What this task involves: Find how many lines of the listing below include the word "Mathematics", then report the number by itself.

------------------------------

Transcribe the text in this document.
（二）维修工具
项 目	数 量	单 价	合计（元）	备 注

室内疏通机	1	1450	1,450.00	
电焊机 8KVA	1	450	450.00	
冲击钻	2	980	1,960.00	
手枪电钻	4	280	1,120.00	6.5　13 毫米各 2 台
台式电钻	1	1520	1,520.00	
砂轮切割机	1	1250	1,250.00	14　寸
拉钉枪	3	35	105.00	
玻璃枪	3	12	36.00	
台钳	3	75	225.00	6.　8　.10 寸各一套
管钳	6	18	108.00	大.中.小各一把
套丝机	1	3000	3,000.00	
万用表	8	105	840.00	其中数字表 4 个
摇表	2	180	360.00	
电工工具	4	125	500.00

------------------------------

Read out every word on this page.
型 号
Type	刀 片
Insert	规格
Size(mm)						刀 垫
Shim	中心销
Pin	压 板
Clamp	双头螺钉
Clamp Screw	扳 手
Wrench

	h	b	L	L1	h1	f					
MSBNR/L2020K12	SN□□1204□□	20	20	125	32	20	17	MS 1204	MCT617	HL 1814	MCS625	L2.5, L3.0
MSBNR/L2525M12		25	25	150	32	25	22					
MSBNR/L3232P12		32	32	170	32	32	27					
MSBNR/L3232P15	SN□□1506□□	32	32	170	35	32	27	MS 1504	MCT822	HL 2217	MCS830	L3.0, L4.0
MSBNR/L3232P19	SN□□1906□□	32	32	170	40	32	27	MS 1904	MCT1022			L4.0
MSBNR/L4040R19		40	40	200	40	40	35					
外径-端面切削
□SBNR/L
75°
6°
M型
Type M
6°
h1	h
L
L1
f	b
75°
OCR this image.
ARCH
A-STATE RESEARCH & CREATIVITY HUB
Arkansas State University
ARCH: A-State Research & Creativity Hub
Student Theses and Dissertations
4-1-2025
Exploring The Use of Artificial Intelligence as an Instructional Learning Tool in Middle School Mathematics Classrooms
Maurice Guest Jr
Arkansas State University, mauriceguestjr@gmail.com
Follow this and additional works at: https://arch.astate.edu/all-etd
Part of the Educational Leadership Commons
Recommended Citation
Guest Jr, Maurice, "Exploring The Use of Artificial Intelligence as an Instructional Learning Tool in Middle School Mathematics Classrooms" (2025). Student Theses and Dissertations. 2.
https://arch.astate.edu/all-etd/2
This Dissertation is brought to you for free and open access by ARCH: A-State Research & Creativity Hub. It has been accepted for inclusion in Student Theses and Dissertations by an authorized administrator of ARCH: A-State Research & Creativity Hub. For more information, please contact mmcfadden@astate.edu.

------------------------------

Result of this task: 2